Any picture among the records should be left out, please; retype the rest exactly.

§ **Dataset rows**:
########
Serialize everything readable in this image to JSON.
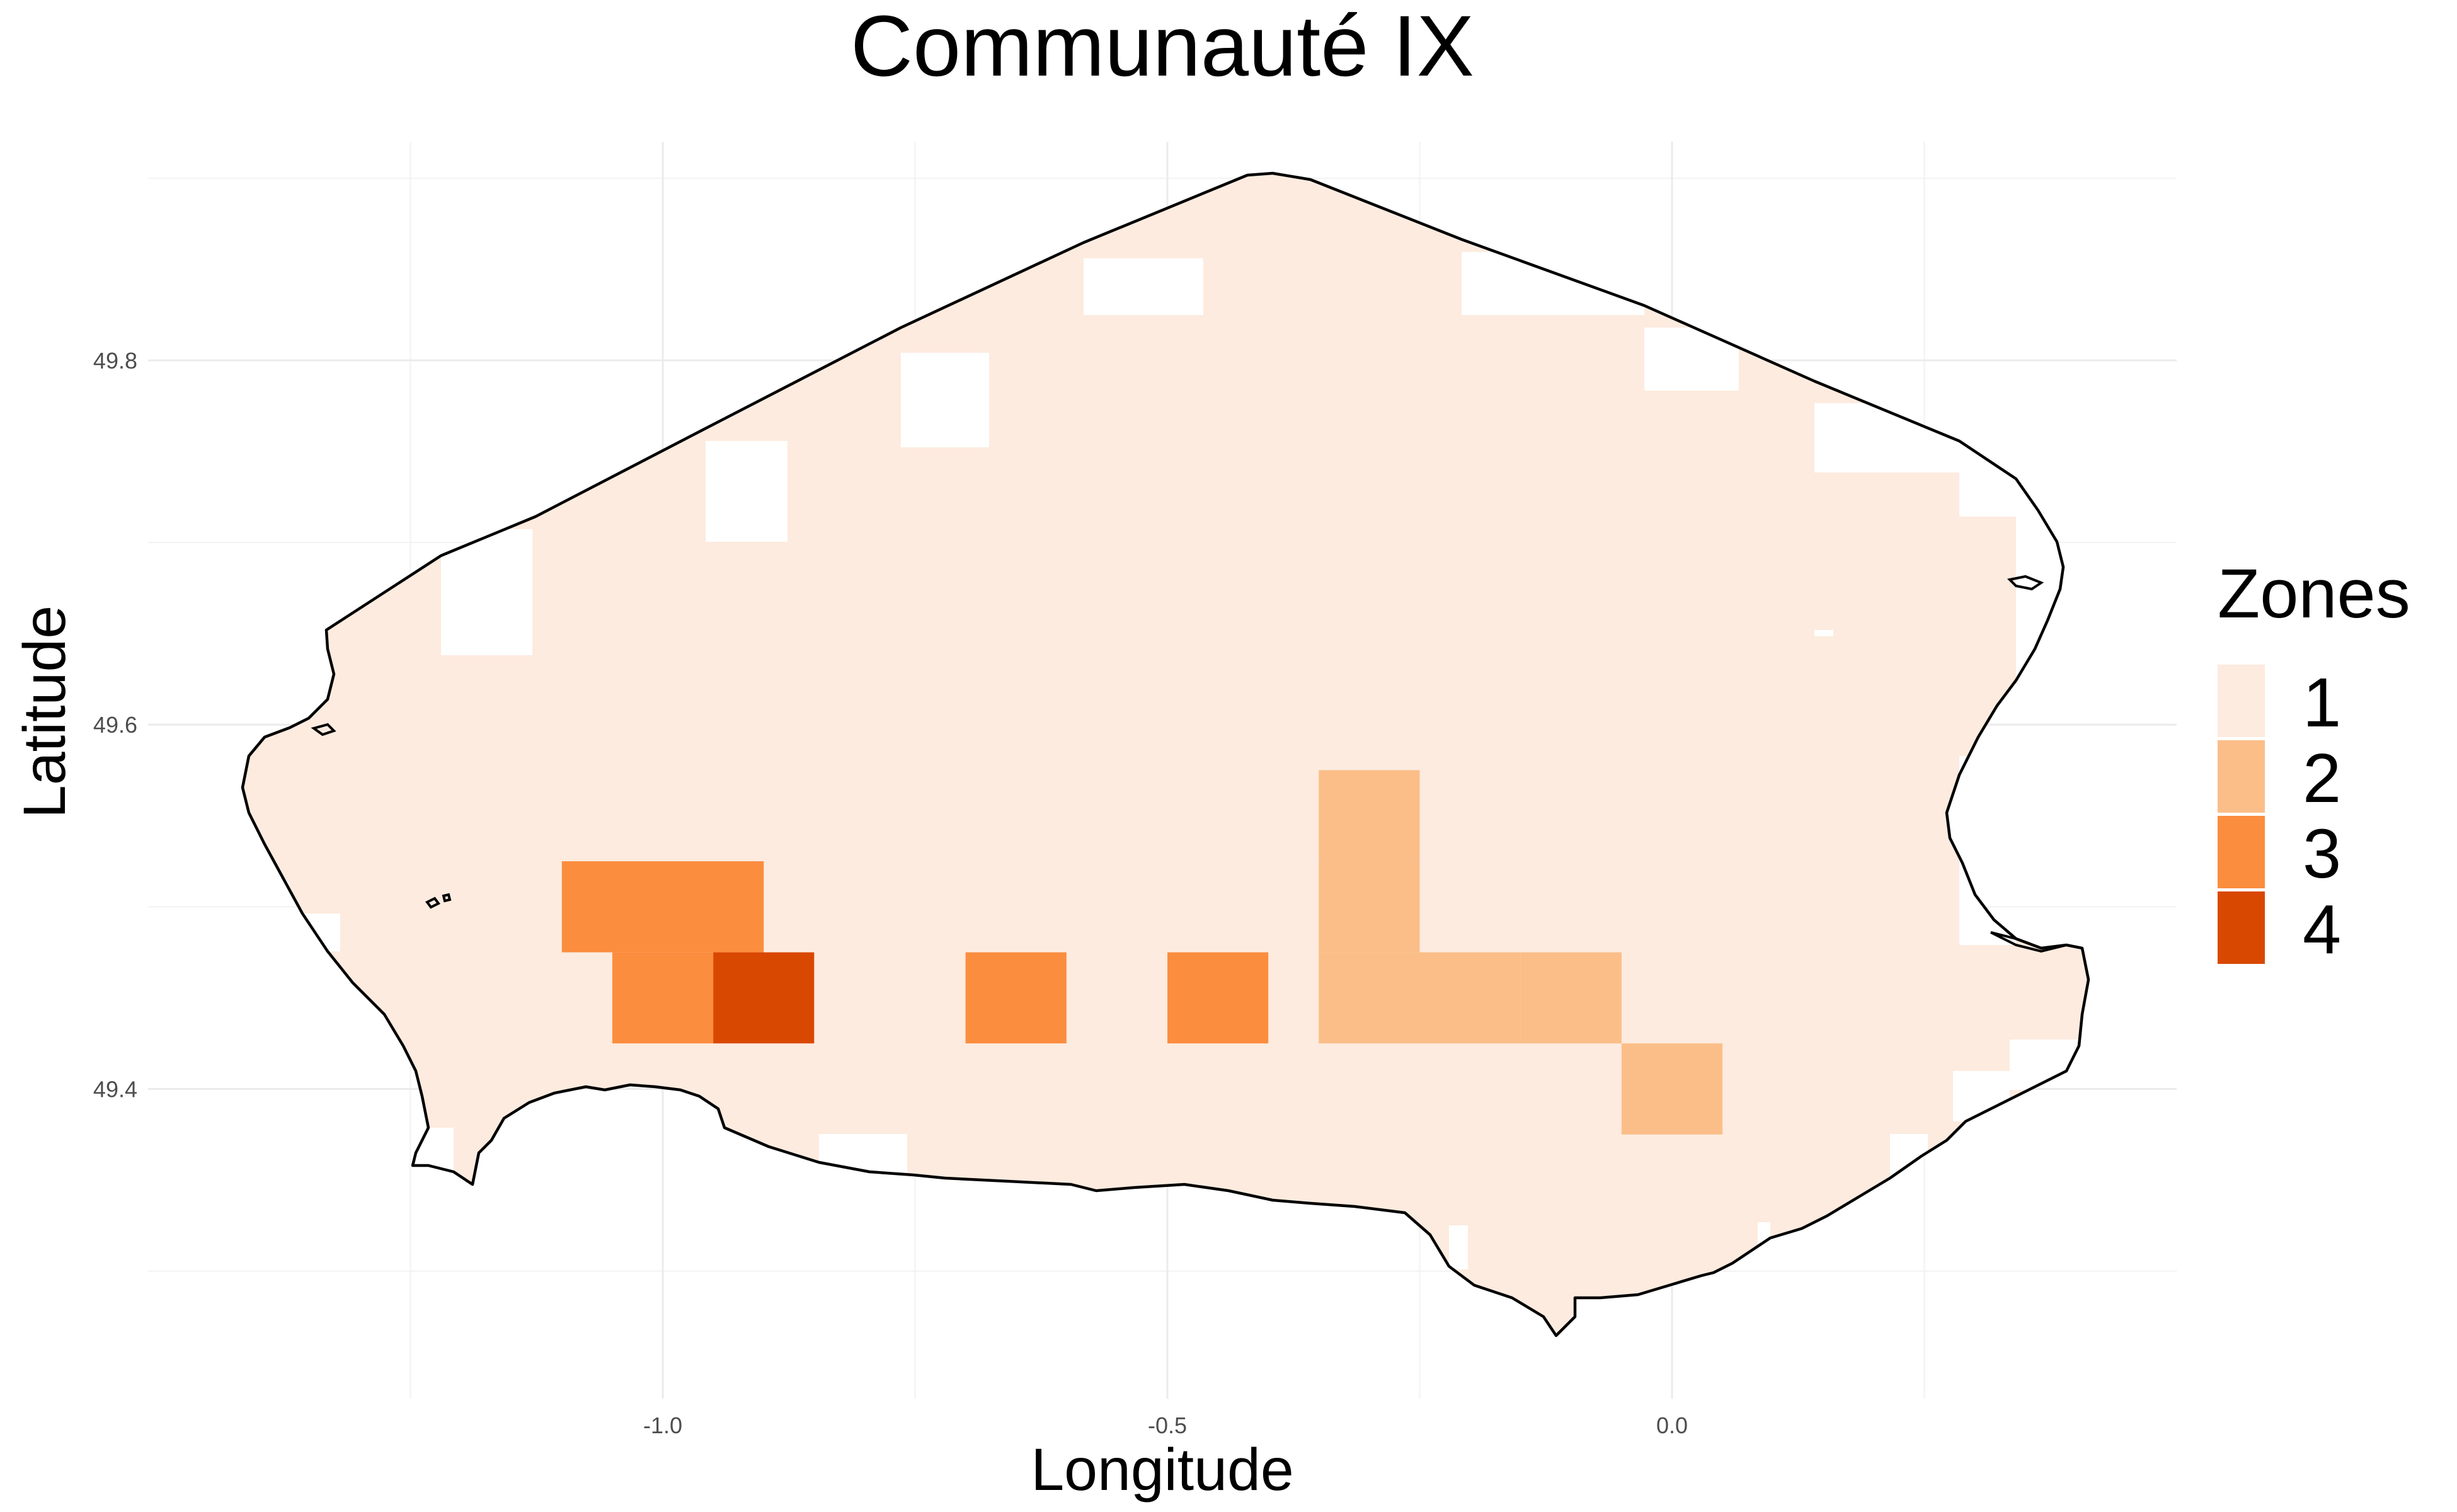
{
  "chart_data": {
    "type": "map",
    "title": "Communauté IX",
    "xlabel": "Longitude",
    "ylabel": "Latitude",
    "x_ticks": [
      "-1.0",
      "-0.5",
      "0.0"
    ],
    "y_ticks": [
      "49.8",
      "49.6",
      "49.4"
    ],
    "xlim": [
      -1.51,
      0.5
    ],
    "ylim": [
      49.23,
      49.92
    ],
    "cell_size": [
      0.1,
      0.05
    ],
    "legend": {
      "title": "Zones",
      "position": "right",
      "entries": [
        {
          "label": "1",
          "color": "#FDEBDF"
        },
        {
          "label": "2",
          "color": "#FBBE88"
        },
        {
          "label": "3",
          "color": "#FB8D3E"
        },
        {
          "label": "4",
          "color": "#D94801"
        }
      ]
    },
    "base_zone": "1",
    "zone_cells": [
      {
        "lon": -1.05,
        "lat": 49.5,
        "zone": "3"
      },
      {
        "lon": -0.95,
        "lat": 49.5,
        "zone": "3"
      },
      {
        "lon": -1.0,
        "lat": 49.45,
        "zone": "3"
      },
      {
        "lon": -0.9,
        "lat": 49.45,
        "zone": "4"
      },
      {
        "lon": -0.65,
        "lat": 49.45,
        "zone": "3"
      },
      {
        "lon": -0.45,
        "lat": 49.45,
        "zone": "3"
      },
      {
        "lon": -0.3,
        "lat": 49.55,
        "zone": "2"
      },
      {
        "lon": -0.3,
        "lat": 49.5,
        "zone": "2"
      },
      {
        "lon": -0.3,
        "lat": 49.45,
        "zone": "2"
      },
      {
        "lon": -0.2,
        "lat": 49.45,
        "zone": "2"
      },
      {
        "lon": -0.1,
        "lat": 49.45,
        "zone": "2"
      },
      {
        "lon": 0.0,
        "lat": 49.4,
        "zone": "2"
      }
    ],
    "grid": true
  }
}
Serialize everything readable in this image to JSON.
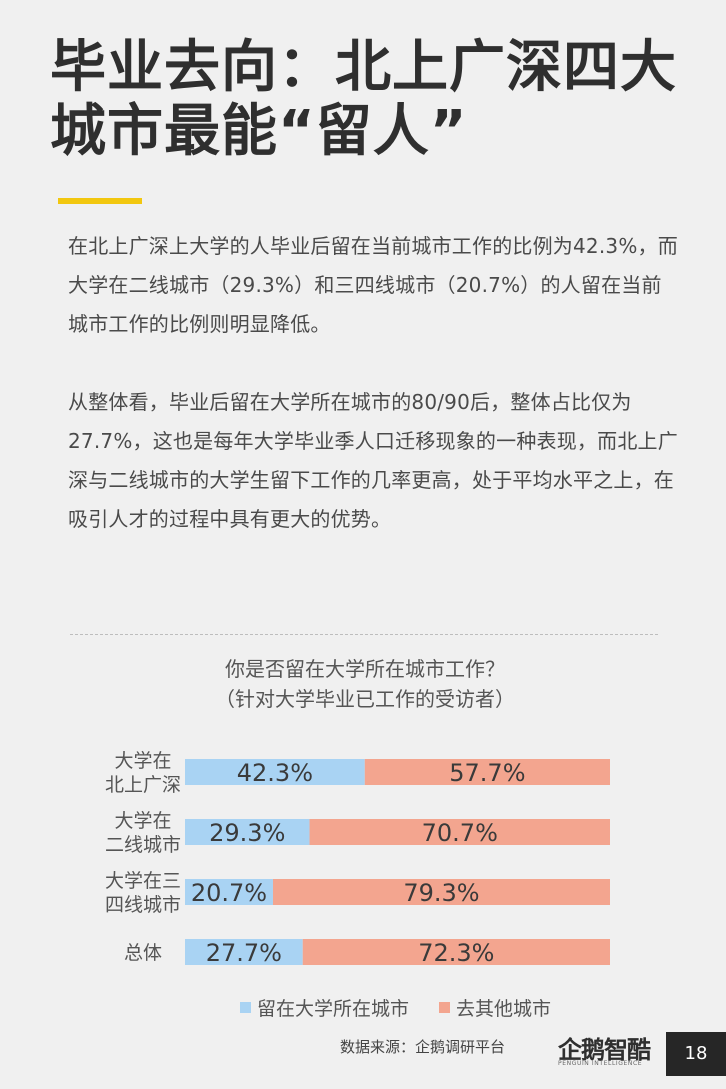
########
§ **Answer to this problem**:
Serialize everything readable in this image to JSON.
{
  "chart_data": {
    "type": "map",
    "title": "Communauté IX",
    "xlabel": "Longitude",
    "ylabel": "Latitude",
    "x_ticks": [
      "-1.0",
      "-0.5",
      "0.0"
    ],
    "y_ticks": [
      "49.8",
      "49.6",
      "49.4"
    ],
    "xlim": [
      -1.51,
      0.5
    ],
    "ylim": [
      49.23,
      49.92
    ],
    "cell_size": [
      0.1,
      0.05
    ],
    "legend": {
      "title": "Zones",
      "position": "right",
      "entries": [
        {
          "label": "1",
          "color": "#FDEBDF"
        },
        {
          "label": "2",
          "color": "#FBBE88"
        },
        {
          "label": "3",
          "color": "#FB8D3E"
        },
        {
          "label": "4",
          "color": "#D94801"
        }
      ]
    },
    "base_zone": "1",
    "zone_cells": [
      {
        "lon": -1.05,
        "lat": 49.5,
        "zone": "3"
      },
      {
        "lon": -0.95,
        "lat": 49.5,
        "zone": "3"
      },
      {
        "lon": -1.0,
        "lat": 49.45,
        "zone": "3"
      },
      {
        "lon": -0.9,
        "lat": 49.45,
        "zone": "4"
      },
      {
        "lon": -0.65,
        "lat": 49.45,
        "zone": "3"
      },
      {
        "lon": -0.45,
        "lat": 49.45,
        "zone": "3"
      },
      {
        "lon": -0.3,
        "lat": 49.55,
        "zone": "2"
      },
      {
        "lon": -0.3,
        "lat": 49.5,
        "zone": "2"
      },
      {
        "lon": -0.3,
        "lat": 49.45,
        "zone": "2"
      },
      {
        "lon": -0.2,
        "lat": 49.45,
        "zone": "2"
      },
      {
        "lon": -0.1,
        "lat": 49.45,
        "zone": "2"
      },
      {
        "lon": 0.0,
        "lat": 49.4,
        "zone": "2"
      }
    ],
    "grid": true
  }
}
Serialize everything readable in this image to JSON.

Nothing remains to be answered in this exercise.